Copy the lines starting at the one that contains "476, 443, 498]" and ending at the one that contains "281, 86, 287]", with "interactable" swapped for "clickable" and nothing else changed.

--- Start Provided material ---

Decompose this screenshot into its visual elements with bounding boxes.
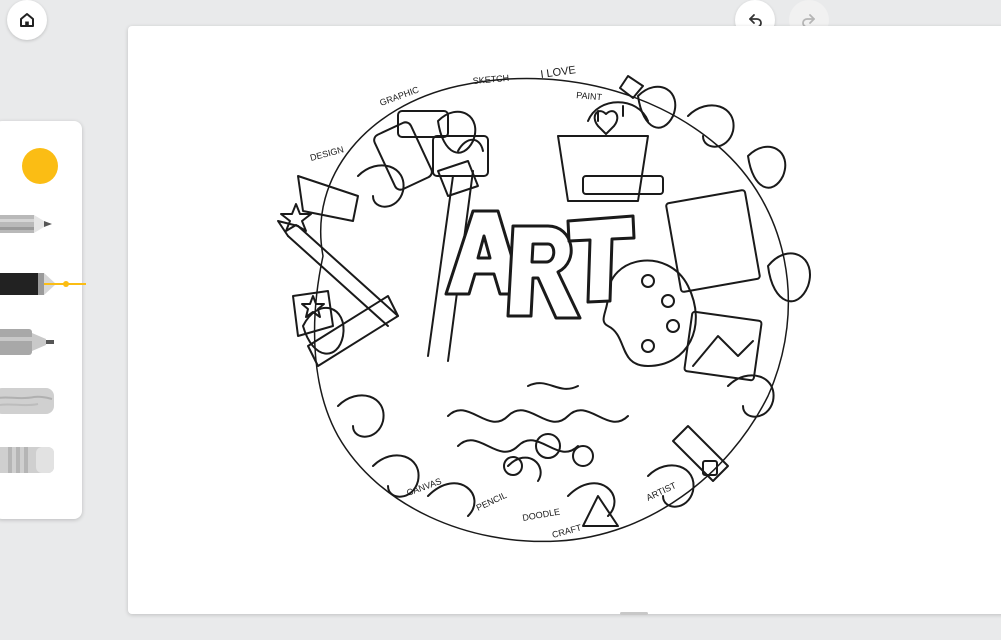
svg-text:CANVAS: CANVAS	[405, 476, 443, 498]
svg-text:I LOVE: I LOVE	[540, 64, 577, 81]
eraser-icon[interactable]	[0, 437, 84, 483]
svg-text:DESIGN: DESIGN	[309, 144, 345, 163]
svg-text:ARTIST: ARTIST	[645, 480, 679, 503]
pencil-icon[interactable]	[0, 201, 84, 247]
canvas-resize-handle[interactable]	[620, 612, 648, 615]
svg-text:DOODLE: DOODLE	[522, 507, 561, 523]
selected-tool-indicator	[44, 281, 86, 287]
drawing-canvas[interactable]: I LOVE SKETCH GRAPHIC DESIGN PAINT CANVA…	[128, 26, 1001, 614]
tool-panel	[0, 121, 86, 519]
svg-text:CRAFT: CRAFT	[551, 522, 583, 540]
svg-text:GRAPHIC: GRAPHIC	[378, 84, 420, 108]
svg-text:PENCIL: PENCIL	[475, 490, 509, 513]
svg-text:PAINT: PAINT	[576, 90, 603, 102]
drawing-app: I LOVE SKETCH GRAPHIC DESIGN PAINT CANVA…	[0, 0, 1001, 640]
chalk-icon[interactable]	[0, 378, 84, 424]
svg-text:SKETCH: SKETCH	[472, 73, 509, 86]
doodle-artwork: I LOVE SKETCH GRAPHIC DESIGN PAINT CANVA…	[277, 64, 811, 543]
home-button[interactable]	[7, 0, 47, 40]
color-picker-swatch[interactable]	[22, 148, 58, 184]
marker-icon[interactable]	[0, 319, 84, 365]
home-icon	[20, 13, 34, 27]
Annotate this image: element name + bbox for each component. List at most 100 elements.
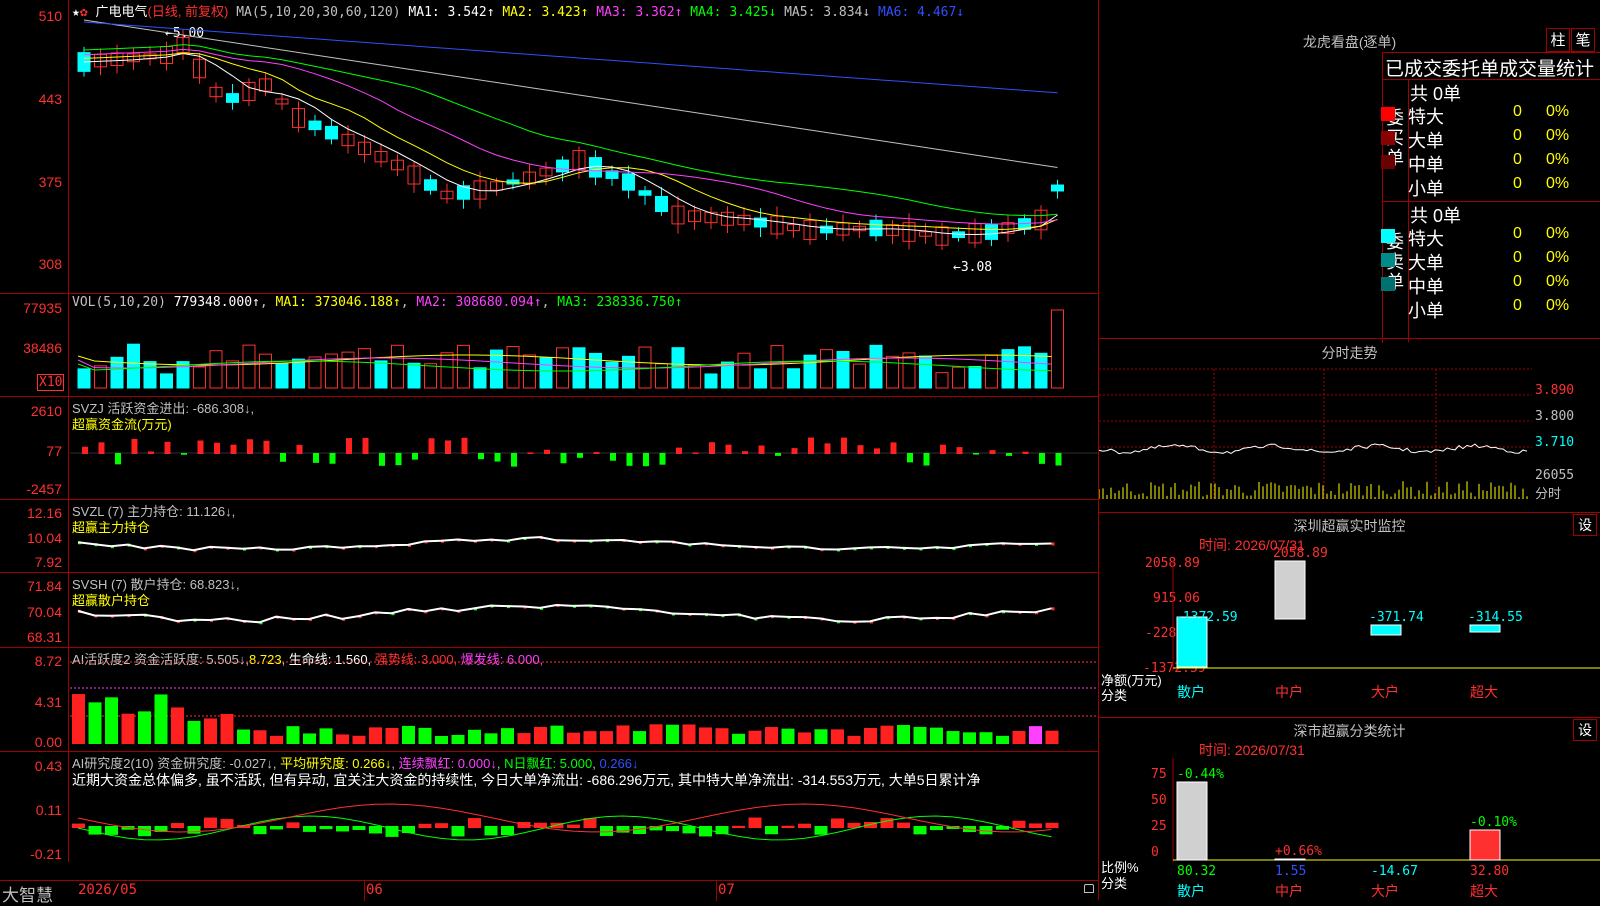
candle (556, 159, 569, 173)
money-flow-bar (676, 447, 682, 454)
money-flow-bar (379, 453, 385, 466)
trade-stats-title: 已成交委托单成交量统计 (1385, 59, 1595, 80)
svzj-panel[interactable]: 2610 77 -2457 SVZJ 活跃资金进出: -686.308↓, 超赢… (0, 397, 1098, 500)
money-flow-bar (1006, 453, 1012, 456)
activity-bar (897, 724, 910, 744)
ratio-bar (1176, 781, 1208, 861)
money-flow-bar (362, 437, 369, 454)
activity-bar (270, 735, 283, 744)
order-row: 小单 0 0% (1099, 297, 1600, 321)
money-flow-bar (1039, 453, 1045, 464)
svsh-chart[interactable] (0, 573, 1098, 647)
volume-bar (143, 361, 157, 389)
money-flow-bar (791, 448, 798, 454)
volume-bar (292, 358, 305, 389)
category-label: 中户 (1275, 684, 1303, 700)
net-amount-label: 2058.89 (1273, 546, 1328, 561)
volume-bar (242, 344, 256, 389)
research-bar (897, 822, 910, 828)
class-stats-section[interactable]: 深市超赢分类统计 设 时间: 2026/07/31 比例% 分类 75 50 25 0… (1099, 717, 1600, 901)
volume-chart[interactable] (0, 294, 1098, 396)
research-bar (732, 825, 745, 828)
brand-logo[interactable]: 大智慧 (2, 881, 53, 906)
research-bar (567, 824, 580, 828)
net-amount-label: -1372.59 (1175, 610, 1238, 625)
volume-bar (424, 363, 437, 389)
category-label: 大户 (1371, 684, 1399, 700)
money-flow-bar (577, 453, 583, 458)
money-flow-bar (247, 439, 253, 454)
retail-position-dot (1051, 607, 1055, 611)
money-flow-bar (923, 453, 930, 466)
activity-bar (781, 728, 795, 744)
sz-monitor-section[interactable]: 深圳超赢实时监控 设 时间: 2026/07/31 2058.89 915.06… (1099, 512, 1600, 718)
moving-average-line (83, 52, 1058, 236)
money-flow-bar (1055, 453, 1062, 466)
order-pct: 0% (1546, 249, 1570, 266)
volume-bar (77, 368, 91, 389)
money-flow-bar (82, 446, 88, 454)
svzl-panel[interactable]: 12.16 10.04 7.92 SVZL (7) 主力持仓: 11.126↓,… (0, 500, 1098, 573)
order-count: 0 (1513, 151, 1522, 168)
volume-bar (952, 366, 965, 389)
candlestick-chart[interactable] (0, 0, 1098, 293)
price-line (1099, 443, 1528, 455)
class-chart[interactable]: 75 50 25 0 -0.44% 80.32 散户 +0.66% 1.55 中户 -14.67 大户… (1099, 718, 1600, 901)
activity-bar (649, 724, 663, 744)
monitor-chart[interactable]: -1372.59 散户 2058.89 中户 -371.74 大户 -314.55 超大 (1099, 513, 1600, 718)
money-flow-bar (445, 440, 451, 454)
activity-bar (402, 725, 415, 744)
ai-active-chart[interactable] (0, 648, 1098, 751)
activity-bar (864, 727, 877, 744)
column-view-button[interactable]: 柱 (1546, 28, 1570, 52)
category-label: 超大 (1470, 684, 1498, 700)
intraday-section[interactable]: 分时走势 3.890 3.800 3.710 26055 分时 (1099, 338, 1600, 502)
research-bar (501, 826, 514, 836)
research-bar (600, 826, 613, 836)
ai-active-panel[interactable]: 8.72 4.31 0.00 AI活跃度2 资金活跃度: 5.505↓,8.72… (0, 648, 1098, 752)
price-panel[interactable]: 510 443 375 308 ★✿ 广电电气(日线, 前复权) MA(5,10… (0, 0, 1098, 294)
lock-icon[interactable] (1084, 884, 1094, 893)
research-bar (1012, 820, 1026, 828)
money-flow-bar (98, 442, 105, 454)
research-bar (435, 823, 448, 828)
volume-bar (209, 350, 223, 389)
svzj-chart[interactable] (0, 397, 1098, 499)
svsh-panel[interactable]: 71.84 70.04 68.31 SVSH (7) 散户持仓: 68.823↓… (0, 573, 1098, 648)
activity-bar (616, 725, 630, 744)
research-bar (781, 825, 795, 828)
research-bar (303, 826, 316, 832)
money-flow-bar (296, 444, 303, 454)
volume-panel[interactable]: 77935 38486 X10 VOL(5,10,20) 779348.000↑… (0, 294, 1098, 397)
svzl-chart[interactable] (0, 500, 1098, 572)
ratio-change-label: -0.44% (1177, 767, 1224, 782)
order-count: 0 (1513, 103, 1522, 120)
volume-bar (737, 352, 751, 389)
money-flow-bar (280, 453, 286, 462)
money-flow-bar (725, 444, 732, 454)
research-bar (748, 817, 762, 828)
money-flow-bar (824, 443, 831, 454)
research-bar (369, 826, 382, 834)
lhb-section: 龙虎看盘(逐单) 柱 笔 已成交委托单成交量统计 委买单 委卖单 共 0单 共 … (1099, 0, 1600, 345)
ai-research-chart[interactable] (0, 752, 1098, 862)
ratio-bar (1274, 858, 1306, 861)
money-flow-bar (115, 453, 121, 465)
volume-bar (935, 372, 949, 389)
tick-view-button[interactable]: 笔 (1571, 28, 1595, 52)
candle (1051, 184, 1064, 192)
intraday-chart[interactable] (1099, 339, 1600, 502)
money-flow-bar (329, 453, 336, 464)
volume-bar (605, 361, 619, 389)
order-count: 0 (1513, 127, 1522, 144)
net-amount-label: -314.55 (1468, 610, 1523, 625)
activity-bar (435, 735, 448, 744)
activity-bar (385, 727, 399, 744)
activity-bar (979, 732, 993, 744)
candle (325, 125, 338, 140)
activity-bar (468, 729, 481, 744)
money-flow-bar (643, 453, 649, 467)
ai-research-panel[interactable]: 0.43 0.11 -0.21 AI研究度2(10) 资金研究度: -0.027… (0, 752, 1098, 862)
money-flow-bar (560, 453, 567, 464)
research-bar (352, 826, 366, 830)
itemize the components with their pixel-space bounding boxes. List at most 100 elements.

--- End Provided material ---

Full output
svg-text:CANVAS: CANVAS	[405, 476, 443, 498]
svg-text:I LOVE: I LOVE	[540, 64, 577, 81]
eraser-icon[clickable]	[0, 437, 84, 483]
svg-text:DESIGN: DESIGN	[309, 144, 345, 163]
svg-text:ARTIST: ARTIST	[645, 480, 679, 503]
pencil-icon[clickable]	[0, 201, 84, 247]
canvas-resize-handle[clickable]	[620, 612, 648, 615]
svg-text:DOODLE: DOODLE	[522, 507, 561, 523]
selected-tool-indicator	[44, 281, 86, 287]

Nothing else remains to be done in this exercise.